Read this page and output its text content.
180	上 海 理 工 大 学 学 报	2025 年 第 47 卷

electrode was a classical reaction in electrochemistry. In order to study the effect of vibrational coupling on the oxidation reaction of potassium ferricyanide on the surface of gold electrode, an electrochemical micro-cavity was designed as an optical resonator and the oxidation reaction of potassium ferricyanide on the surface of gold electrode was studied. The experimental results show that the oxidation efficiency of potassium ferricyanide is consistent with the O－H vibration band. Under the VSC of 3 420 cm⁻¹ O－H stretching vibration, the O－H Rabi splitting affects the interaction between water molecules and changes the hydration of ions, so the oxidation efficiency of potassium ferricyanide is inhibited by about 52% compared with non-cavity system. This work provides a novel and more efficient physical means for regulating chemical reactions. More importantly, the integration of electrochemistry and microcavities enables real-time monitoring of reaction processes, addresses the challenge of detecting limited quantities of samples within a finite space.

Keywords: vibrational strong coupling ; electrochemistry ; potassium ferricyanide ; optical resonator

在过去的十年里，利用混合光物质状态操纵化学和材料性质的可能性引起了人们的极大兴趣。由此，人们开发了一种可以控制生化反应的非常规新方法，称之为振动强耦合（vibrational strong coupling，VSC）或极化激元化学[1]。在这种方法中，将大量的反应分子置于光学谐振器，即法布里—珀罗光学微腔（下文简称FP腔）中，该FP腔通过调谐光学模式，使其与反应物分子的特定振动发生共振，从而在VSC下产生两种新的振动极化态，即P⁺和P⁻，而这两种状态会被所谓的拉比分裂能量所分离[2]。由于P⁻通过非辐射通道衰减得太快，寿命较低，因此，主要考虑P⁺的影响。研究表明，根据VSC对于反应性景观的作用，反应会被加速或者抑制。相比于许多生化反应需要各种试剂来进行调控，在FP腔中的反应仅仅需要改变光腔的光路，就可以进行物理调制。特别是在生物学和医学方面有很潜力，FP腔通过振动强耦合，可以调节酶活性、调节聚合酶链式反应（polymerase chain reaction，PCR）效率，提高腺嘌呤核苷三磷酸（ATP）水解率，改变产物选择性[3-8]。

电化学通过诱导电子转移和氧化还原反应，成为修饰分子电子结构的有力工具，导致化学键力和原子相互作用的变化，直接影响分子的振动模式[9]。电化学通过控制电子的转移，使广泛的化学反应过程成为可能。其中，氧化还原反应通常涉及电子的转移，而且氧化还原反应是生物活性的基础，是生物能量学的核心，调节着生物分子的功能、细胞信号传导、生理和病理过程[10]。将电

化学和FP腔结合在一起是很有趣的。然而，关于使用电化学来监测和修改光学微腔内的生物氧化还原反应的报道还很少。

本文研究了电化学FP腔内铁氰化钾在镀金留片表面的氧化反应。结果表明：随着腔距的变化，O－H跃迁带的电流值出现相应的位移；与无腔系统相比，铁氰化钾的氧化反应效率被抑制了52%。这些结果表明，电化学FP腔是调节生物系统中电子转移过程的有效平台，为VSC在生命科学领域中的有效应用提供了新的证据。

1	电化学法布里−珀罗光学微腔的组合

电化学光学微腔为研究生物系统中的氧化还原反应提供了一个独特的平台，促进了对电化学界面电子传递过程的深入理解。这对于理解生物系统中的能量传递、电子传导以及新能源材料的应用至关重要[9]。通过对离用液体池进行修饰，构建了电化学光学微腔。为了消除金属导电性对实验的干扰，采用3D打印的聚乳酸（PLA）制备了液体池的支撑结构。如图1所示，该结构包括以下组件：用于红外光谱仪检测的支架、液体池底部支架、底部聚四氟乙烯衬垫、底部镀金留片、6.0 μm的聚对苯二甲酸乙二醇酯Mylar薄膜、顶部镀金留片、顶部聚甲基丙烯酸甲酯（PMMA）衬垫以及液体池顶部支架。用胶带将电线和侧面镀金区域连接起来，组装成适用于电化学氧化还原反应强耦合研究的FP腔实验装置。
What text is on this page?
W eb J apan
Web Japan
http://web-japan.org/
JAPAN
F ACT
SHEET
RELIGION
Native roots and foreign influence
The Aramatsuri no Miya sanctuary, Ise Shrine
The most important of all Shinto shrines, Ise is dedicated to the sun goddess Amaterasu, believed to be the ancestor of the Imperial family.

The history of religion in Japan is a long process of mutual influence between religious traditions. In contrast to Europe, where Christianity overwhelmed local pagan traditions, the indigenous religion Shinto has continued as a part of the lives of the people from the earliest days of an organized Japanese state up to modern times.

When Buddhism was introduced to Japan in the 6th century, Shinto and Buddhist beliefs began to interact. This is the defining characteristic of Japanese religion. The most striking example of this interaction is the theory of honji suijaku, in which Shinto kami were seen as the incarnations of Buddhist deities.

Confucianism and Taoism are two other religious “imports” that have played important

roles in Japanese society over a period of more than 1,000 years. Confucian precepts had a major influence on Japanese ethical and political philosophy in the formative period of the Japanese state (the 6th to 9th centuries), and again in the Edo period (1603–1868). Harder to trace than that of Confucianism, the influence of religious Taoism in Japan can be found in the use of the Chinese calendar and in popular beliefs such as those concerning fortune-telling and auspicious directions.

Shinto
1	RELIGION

........

→ GOAL:
Please set down the whole listing above without altering a single line.

→ EXERCISE SOLUTION:
Read this page and output its text content.
180	上 海 理 工 大 学 学 报	2025 年 第 47 卷

electrode was a classical reaction in electrochemistry. In order to study the effect of vibrational coupling on the oxidation reaction of potassium ferricyanide on the surface of gold electrode, an electrochemical micro-cavity was designed as an optical resonator and the oxidation reaction of potassium ferricyanide on the surface of gold electrode was studied. The experimental results show that the oxidation efficiency of potassium ferricyanide is consistent with the O－H vibration band. Under the VSC of 3 420 cm⁻¹ O－H stretching vibration, the O－H Rabi splitting affects the interaction between water molecules and changes the hydration of ions, so the oxidation efficiency of potassium ferricyanide is inhibited by about 52% compared with non-cavity system. This work provides a novel and more efficient physical means for regulating chemical reactions. More importantly, the integration of electrochemistry and microcavities enables real-time monitoring of reaction processes, addresses the challenge of detecting limited quantities of samples within a finite space.

Keywords: vibrational strong coupling ; electrochemistry ; potassium ferricyanide ; optical resonator

在过去的十年里，利用混合光物质状态操纵化学和材料性质的可能性引起了人们的极大兴趣。由此，人们开发了一种可以控制生化反应的非常规新方法，称之为振动强耦合（vibrational strong coupling，VSC）或极化激元化学[1]。在这种方法中，将大量的反应分子置于光学谐振器，即法布里—珀罗光学微腔（下文简称FP腔）中，该FP腔通过调谐光学模式，使其与反应物分子的特定振动发生共振，从而在VSC下产生两种新的振动极化态，即P⁺和P⁻，而这两种状态会被所谓的拉比分裂能量所分离[2]。由于P⁻通过非辐射通道衰减得太快，寿命较低，因此，主要考虑P⁺的影响。研究表明，根据VSC对于反应性景观的作用，反应会被加速或者抑制。相比于许多生化反应需要各种试剂来进行调控，在FP腔中的反应仅仅需要改变光腔的光路，就可以进行物理调制。特别是在生物学和医学方面有很潜力，FP腔通过振动强耦合，可以调节酶活性、调节聚合酶链式反应（polymerase chain reaction，PCR）效率，提高腺嘌呤核苷三磷酸（ATP）水解率，改变产物选择性[3-8]。

电化学通过诱导电子转移和氧化还原反应，成为修饰分子电子结构的有力工具，导致化学键力和原子相互作用的变化，直接影响分子的振动模式[9]。电化学通过控制电子的转移，使广泛的化学反应过程成为可能。其中，氧化还原反应通常涉及电子的转移，而且氧化还原反应是生物活性的基础，是生物能量学的核心，调节着生物分子的功能、细胞信号传导、生理和病理过程[10]。将电

化学和FP腔结合在一起是很有趣的。然而，关于使用电化学来监测和修改光学微腔内的生物氧化还原反应的报道还很少。

本文研究了电化学FP腔内铁氰化钾在镀金留片表面的氧化反应。结果表明：随着腔距的变化，O－H跃迁带的电流值出现相应的位移；与无腔系统相比，铁氰化钾的氧化反应效率被抑制了52%。这些结果表明，电化学FP腔是调节生物系统中电子转移过程的有效平台，为VSC在生命科学领域中的有效应用提供了新的证据。

1	电化学法布里−珀罗光学微腔的组合

电化学光学微腔为研究生物系统中的氧化还原反应提供了一个独特的平台，促进了对电化学界面电子传递过程的深入理解。这对于理解生物系统中的能量传递、电子传导以及新能源材料的应用至关重要[9]。通过对离用液体池进行修饰，构建了电化学光学微腔。为了消除金属导电性对实验的干扰，采用3D打印的聚乳酸（PLA）制备了液体池的支撑结构。如图1所示，该结构包括以下组件：用于红外光谱仪检测的支架、液体池底部支架、底部聚四氟乙烯衬垫、底部镀金留片、6.0 μm的聚对苯二甲酸乙二醇酯Mylar薄膜、顶部镀金留片、顶部聚甲基丙烯酸甲酯（PMMA）衬垫以及液体池顶部支架。用胶带将电线和侧面镀金区域连接起来，组装成适用于电化学氧化还原反应强耦合研究的FP腔实验装置。
What text is on this page?
W eb J apan
Web Japan
http://web-japan.org/
JAPAN
F ACT
SHEET
RELIGION
Native roots and foreign influence
The Aramatsuri no Miya sanctuary, Ise Shrine
The most important of all Shinto shrines, Ise is dedicated to the sun goddess Amaterasu, believed to be the ancestor of the Imperial family.

The history of religion in Japan is a long process of mutual influence between religious traditions. In contrast to Europe, where Christianity overwhelmed local pagan traditions, the indigenous religion Shinto has continued as a part of the lives of the people from the earliest days of an organized Japanese state up to modern times.

When Buddhism was introduced to Japan in the 6th century, Shinto and Buddhist beliefs began to interact. This is the defining characteristic of Japanese religion. The most striking example of this interaction is the theory of honji suijaku, in which Shinto kami were seen as the incarnations of Buddhist deities.

Confucianism and Taoism are two other religious “imports” that have played important

roles in Japanese society over a period of more than 1,000 years. Confucian precepts had a major influence on Japanese ethical and political philosophy in the formative period of the Japanese state (the 6th to 9th centuries), and again in the Edo period (1603–1868). Harder to trace than that of Confucianism, the influence of religious Taoism in Japan can be found in the use of the Chinese calendar and in popular beliefs such as those concerning fortune-telling and auspicious directions.

Shinto
1	RELIGION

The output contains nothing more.